## begin Page excerpt
# Shooters



## dgui (Jan 12, 2010)

This may be completely outrageous but I would like to see each member make a slingshot shooting video.


----------



## BaneofSmallGame (Sep 22, 2010)

I'm sure you could get quite a few participants, but I don't have a video camera myself so I can't contribute......









Good luck with this proposal though, this could turn out to be a very interesting thread!

Take Care - John


----------



## Rayshot (Feb 1, 2010)

I am working on it Darrell. Learning a new camera and the hassles of formats incompatible with youtube. I am fascinated with technology and in the same breath detest it!!!!!~!


----------



## Holzwurm (Nov 5, 2010)

Hope , that some day I'd be able to put up a couple of vid's as well , .........never have enough shooters , almost no practise , very limited leisure time and a poor video program on my computer














!

greetz , Holzwurm


----------



## shot in the foot (Jan 3, 2010)

dgui said:


> This may be completely outrageous but I would like to see each member make a slingshot shooting video.


I think there is a lot of camera shy members, i pt a post up aking to put there face to there name and only a few did, Theres a few shy ones like JoegS, Hawk and Perry ha ha , they love it, jeff


----------



## Deimos (Dec 24, 2009)
## end Page excerpt
* _What to do_
Extract the whole slingshot video thread and reproduce it word for word. These records have no connection to the thread above.
## begin Entries supplied
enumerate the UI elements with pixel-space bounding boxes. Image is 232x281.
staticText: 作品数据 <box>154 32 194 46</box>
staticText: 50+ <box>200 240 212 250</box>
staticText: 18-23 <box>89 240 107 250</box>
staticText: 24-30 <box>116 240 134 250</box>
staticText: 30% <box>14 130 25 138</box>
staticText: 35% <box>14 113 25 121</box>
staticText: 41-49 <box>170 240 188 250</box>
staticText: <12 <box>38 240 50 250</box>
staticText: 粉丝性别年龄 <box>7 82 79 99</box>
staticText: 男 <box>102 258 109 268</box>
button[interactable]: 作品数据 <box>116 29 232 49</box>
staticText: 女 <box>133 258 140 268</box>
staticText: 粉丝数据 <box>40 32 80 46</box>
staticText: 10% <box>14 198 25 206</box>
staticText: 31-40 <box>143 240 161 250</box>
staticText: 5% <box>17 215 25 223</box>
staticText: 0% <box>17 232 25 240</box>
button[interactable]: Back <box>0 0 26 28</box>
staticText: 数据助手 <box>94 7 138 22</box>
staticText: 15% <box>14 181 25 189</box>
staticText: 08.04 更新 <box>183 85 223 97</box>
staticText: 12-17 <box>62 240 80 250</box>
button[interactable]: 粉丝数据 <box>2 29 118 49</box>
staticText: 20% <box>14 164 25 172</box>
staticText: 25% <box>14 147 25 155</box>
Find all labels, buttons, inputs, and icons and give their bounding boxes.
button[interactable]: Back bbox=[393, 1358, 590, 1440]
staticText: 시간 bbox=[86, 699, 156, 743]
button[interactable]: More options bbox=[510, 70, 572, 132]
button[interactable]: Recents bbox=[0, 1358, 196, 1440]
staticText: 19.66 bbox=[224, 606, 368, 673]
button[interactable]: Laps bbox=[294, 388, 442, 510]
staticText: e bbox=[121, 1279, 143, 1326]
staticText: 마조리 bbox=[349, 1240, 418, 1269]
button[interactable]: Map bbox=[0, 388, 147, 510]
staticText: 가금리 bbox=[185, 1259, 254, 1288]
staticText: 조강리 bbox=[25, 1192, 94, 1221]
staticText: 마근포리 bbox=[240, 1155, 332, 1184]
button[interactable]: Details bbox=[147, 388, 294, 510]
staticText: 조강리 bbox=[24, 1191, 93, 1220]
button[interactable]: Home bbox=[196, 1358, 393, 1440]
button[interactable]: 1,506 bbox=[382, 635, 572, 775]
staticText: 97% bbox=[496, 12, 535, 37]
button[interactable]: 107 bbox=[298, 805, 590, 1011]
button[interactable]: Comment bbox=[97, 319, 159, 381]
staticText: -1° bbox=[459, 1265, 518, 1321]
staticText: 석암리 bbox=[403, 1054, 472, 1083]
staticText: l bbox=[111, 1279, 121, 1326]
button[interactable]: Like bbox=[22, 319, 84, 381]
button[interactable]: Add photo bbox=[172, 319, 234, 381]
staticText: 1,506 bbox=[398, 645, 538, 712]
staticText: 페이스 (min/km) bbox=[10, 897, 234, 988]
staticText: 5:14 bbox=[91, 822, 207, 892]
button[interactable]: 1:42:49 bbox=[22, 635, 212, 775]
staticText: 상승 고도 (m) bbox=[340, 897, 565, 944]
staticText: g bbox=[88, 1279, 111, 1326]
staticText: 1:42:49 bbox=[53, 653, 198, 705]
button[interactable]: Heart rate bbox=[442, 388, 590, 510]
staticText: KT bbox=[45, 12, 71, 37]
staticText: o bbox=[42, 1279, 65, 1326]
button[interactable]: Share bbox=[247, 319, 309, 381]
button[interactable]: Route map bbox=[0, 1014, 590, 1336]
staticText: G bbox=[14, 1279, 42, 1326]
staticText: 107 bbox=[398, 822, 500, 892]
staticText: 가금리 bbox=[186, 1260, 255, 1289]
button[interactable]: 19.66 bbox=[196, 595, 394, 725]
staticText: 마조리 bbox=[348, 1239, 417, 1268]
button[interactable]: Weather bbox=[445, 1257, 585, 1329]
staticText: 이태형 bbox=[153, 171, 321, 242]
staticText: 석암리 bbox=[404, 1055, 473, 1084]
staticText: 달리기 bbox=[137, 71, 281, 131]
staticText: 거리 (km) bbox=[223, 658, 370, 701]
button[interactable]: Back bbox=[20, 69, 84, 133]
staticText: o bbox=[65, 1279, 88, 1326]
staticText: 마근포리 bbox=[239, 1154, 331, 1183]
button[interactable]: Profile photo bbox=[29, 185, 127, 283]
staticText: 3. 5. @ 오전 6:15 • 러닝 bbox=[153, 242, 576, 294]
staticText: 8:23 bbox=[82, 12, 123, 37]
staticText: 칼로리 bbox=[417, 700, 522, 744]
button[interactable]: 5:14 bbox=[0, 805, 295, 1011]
## end Entries supplied
## begin Entries supplied
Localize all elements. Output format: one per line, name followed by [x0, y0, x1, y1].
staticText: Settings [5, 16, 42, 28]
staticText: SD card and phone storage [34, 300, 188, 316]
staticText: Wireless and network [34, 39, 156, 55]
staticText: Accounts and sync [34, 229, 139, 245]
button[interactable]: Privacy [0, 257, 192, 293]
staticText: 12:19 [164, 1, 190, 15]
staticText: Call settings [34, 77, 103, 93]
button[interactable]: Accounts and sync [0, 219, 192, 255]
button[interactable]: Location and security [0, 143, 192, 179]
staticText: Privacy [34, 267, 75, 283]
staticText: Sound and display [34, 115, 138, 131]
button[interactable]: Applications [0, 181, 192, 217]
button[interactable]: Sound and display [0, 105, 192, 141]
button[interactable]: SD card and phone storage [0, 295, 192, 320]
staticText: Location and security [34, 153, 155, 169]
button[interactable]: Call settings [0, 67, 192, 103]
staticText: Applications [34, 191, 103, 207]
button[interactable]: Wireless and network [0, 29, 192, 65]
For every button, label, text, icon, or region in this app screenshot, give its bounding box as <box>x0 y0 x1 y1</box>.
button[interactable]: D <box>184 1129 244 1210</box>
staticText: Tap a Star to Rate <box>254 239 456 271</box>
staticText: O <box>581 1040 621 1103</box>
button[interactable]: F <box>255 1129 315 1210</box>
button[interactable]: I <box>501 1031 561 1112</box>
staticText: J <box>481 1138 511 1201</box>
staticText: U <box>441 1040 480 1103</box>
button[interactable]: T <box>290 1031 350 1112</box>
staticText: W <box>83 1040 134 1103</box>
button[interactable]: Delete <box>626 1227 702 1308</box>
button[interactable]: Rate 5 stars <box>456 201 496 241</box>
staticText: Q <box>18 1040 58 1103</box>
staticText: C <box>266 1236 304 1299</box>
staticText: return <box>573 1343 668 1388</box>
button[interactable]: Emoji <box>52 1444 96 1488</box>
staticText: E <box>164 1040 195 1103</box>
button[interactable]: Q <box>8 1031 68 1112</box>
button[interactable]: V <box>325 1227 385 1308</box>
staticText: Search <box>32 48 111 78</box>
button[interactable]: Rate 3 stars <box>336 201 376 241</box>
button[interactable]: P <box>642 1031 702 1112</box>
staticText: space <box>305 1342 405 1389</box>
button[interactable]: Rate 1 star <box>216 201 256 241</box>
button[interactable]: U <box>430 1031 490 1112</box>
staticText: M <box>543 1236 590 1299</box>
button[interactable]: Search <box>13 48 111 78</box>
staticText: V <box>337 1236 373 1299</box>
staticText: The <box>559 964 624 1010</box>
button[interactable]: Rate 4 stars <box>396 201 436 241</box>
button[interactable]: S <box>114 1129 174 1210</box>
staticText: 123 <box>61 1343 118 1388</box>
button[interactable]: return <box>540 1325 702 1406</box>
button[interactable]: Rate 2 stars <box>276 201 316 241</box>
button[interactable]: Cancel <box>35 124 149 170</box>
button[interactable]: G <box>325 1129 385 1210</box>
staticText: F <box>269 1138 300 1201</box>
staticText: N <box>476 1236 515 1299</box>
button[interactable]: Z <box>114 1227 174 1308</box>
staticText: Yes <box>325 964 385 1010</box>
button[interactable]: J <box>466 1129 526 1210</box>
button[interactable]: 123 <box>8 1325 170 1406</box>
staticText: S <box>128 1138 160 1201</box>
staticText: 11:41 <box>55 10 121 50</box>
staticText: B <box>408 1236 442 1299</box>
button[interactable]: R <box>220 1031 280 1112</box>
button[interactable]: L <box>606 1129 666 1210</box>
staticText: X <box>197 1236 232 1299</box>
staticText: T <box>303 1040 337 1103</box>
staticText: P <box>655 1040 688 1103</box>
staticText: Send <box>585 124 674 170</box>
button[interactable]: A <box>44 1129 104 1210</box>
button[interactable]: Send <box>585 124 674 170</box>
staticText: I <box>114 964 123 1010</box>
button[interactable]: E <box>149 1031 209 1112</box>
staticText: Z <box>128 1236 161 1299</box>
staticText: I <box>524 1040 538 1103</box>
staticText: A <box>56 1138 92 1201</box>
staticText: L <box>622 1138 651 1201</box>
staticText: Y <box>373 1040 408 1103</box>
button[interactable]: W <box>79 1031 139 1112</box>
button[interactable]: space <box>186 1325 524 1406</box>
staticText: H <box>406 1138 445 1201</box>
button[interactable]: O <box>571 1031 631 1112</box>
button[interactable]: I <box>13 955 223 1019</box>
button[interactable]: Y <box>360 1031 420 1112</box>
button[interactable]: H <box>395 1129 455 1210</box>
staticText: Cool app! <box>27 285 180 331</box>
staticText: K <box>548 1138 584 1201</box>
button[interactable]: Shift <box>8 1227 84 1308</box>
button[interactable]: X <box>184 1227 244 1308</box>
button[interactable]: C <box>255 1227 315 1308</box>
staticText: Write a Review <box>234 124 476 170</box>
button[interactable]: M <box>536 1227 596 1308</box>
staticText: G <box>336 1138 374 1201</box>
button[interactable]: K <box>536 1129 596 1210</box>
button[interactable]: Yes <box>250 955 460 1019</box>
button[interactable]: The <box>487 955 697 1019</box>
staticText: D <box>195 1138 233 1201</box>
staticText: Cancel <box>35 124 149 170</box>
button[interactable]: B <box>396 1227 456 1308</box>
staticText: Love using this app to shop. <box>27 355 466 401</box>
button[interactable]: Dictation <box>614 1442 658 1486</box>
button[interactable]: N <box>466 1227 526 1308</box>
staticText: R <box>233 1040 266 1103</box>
## end Entries supplied
* _Response_
# Shooters



## dgui (Jan 12, 2010)

This may be completely outrageous but I would like to see each member make a slingshot shooting video.


----------



## BaneofSmallGame (Sep 22, 2010)

I'm sure you could get quite a few participants, but I don't have a video camera myself so I can't contribute......









Good luck with this proposal though, this could turn out to be a very interesting thread!

Take Care - John


----------



## Rayshot (Feb 1, 2010)

I am working on it Darrell. Learning a new camera and the hassles of formats incompatible with youtube. I am fascinated with technology and in the same breath detest it!!!!!~!


----------



## Holzwurm (Nov 5, 2010)

Hope , that some day I'd be able to put up a couple of vid's as well , .........never have enough shooters , almost no practise , very limited leisure time and a poor video program on my computer














!

greetz , Holzwurm


----------



## shot in the foot (Jan 3, 2010)

dgui said:


> This may be completely outrageous but I would like to see each member make a slingshot shooting video.


I think there is a lot of camera shy members, i pt a post up aking to put there face to there name and only a few did, Theres a few shy ones like JoegS, Hawk and Perry ha ha , they love it, jeff


----------



## Deimos (Dec 24, 2009)